= Activity =
Copy out all the lines in the records that include the word "heading".

· · · · · · ·

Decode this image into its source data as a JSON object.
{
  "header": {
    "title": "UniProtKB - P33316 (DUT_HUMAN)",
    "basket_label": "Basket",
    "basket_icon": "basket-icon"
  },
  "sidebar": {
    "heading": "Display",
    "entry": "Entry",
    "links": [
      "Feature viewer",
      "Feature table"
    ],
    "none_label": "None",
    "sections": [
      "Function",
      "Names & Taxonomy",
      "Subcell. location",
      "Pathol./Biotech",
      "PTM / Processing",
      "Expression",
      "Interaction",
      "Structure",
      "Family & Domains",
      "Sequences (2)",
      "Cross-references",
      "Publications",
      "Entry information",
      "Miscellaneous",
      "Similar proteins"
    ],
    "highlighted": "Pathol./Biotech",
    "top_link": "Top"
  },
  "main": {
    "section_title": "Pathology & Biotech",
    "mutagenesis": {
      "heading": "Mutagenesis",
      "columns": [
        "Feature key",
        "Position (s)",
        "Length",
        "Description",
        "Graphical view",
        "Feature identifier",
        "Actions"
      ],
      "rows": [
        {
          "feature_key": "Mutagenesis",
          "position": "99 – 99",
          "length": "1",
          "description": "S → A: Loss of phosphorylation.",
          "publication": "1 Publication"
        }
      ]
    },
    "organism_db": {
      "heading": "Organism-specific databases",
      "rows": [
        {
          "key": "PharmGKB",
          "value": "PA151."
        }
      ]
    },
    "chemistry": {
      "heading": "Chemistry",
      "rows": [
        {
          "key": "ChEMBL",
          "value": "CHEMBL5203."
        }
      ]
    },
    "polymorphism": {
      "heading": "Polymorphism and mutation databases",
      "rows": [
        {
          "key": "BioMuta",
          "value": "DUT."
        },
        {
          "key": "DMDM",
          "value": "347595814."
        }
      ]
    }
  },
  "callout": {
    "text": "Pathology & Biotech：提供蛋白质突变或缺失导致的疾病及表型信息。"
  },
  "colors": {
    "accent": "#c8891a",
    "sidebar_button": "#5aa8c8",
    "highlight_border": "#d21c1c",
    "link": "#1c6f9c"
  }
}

· · · · · · ·

= Solution for this task =
    "heading": "Display",
      "heading": "Mutagenesis",
      "heading": "Organism-specific databases",
      "heading": "Chemistry",
      "heading": "Polymorphism and mutation databases",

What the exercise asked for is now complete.